Retype the records below exactly as they appear.

** Begin Given data **

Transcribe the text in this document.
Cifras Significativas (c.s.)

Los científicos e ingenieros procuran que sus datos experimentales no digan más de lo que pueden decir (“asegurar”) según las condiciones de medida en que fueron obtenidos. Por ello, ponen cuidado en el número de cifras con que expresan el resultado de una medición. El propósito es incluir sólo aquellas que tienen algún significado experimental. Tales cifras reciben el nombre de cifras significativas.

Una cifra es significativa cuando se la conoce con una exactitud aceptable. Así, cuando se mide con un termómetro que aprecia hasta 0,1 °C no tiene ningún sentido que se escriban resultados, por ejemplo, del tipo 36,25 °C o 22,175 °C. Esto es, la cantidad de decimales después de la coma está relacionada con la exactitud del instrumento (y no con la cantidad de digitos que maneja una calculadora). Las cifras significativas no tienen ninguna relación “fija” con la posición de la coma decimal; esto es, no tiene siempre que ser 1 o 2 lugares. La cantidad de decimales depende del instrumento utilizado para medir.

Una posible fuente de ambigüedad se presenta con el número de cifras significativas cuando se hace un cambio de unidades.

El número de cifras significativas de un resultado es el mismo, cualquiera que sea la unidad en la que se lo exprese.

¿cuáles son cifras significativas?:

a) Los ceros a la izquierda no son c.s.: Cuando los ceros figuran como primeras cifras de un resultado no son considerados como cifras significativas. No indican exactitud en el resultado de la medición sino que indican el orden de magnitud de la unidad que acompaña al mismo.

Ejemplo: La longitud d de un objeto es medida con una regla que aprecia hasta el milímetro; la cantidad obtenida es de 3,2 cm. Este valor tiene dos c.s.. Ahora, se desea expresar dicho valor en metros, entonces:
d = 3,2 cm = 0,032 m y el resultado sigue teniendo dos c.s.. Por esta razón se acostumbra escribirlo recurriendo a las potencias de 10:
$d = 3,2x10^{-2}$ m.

** End Given data **

### Solution to this exercise
Transcribe the text in this document.
Cifras Significativas (c.s.)

Los científicos e ingenieros procuran que sus datos experimentales no digan más de lo que pueden decir (“asegurar”) según las condiciones de medida en que fueron obtenidos. Por ello, ponen cuidado en el número de cifras con que expresan el resultado de una medición. El propósito es incluir sólo aquellas que tienen algún significado experimental. Tales cifras reciben el nombre de cifras significativas.

Una cifra es significativa cuando se la conoce con una exactitud aceptable. Así, cuando se mide con un termómetro que aprecia hasta 0,1 °C no tiene ningún sentido que se escriban resultados, por ejemplo, del tipo 36,25 °C o 22,175 °C. Esto es, la cantidad de decimales después de la coma está relacionada con la exactitud del instrumento (y no con la cantidad de digitos que maneja una calculadora). Las cifras significativas no tienen ninguna relación “fija” con la posición de la coma decimal; esto es, no tiene siempre que ser 1 o 2 lugares. La cantidad de decimales depende del instrumento utilizado para medir.

Una posible fuente de ambigüedad se presenta con el número de cifras significativas cuando se hace un cambio de unidades.

El número de cifras significativas de un resultado es el mismo, cualquiera que sea la unidad en la que se lo exprese.

¿cuáles son cifras significativas?:

a) Los ceros a la izquierda no son c.s.: Cuando los ceros figuran como primeras cifras de un resultado no son considerados como cifras significativas. No indican exactitud en el resultado de la medición sino que indican el orden de magnitud de la unidad que acompaña al mismo.

Ejemplo: La longitud d de un objeto es medida con una regla que aprecia hasta el milímetro; la cantidad obtenida es de 3,2 cm. Este valor tiene dos c.s.. Ahora, se desea expresar dicho valor en metros, entonces:
d = 3,2 cm = 0,032 m y el resultado sigue teniendo dos c.s.. Por esta razón se acostumbra escribirlo recurriendo a las potencias de 10:
$d = 3,2x10^{-2}$ m.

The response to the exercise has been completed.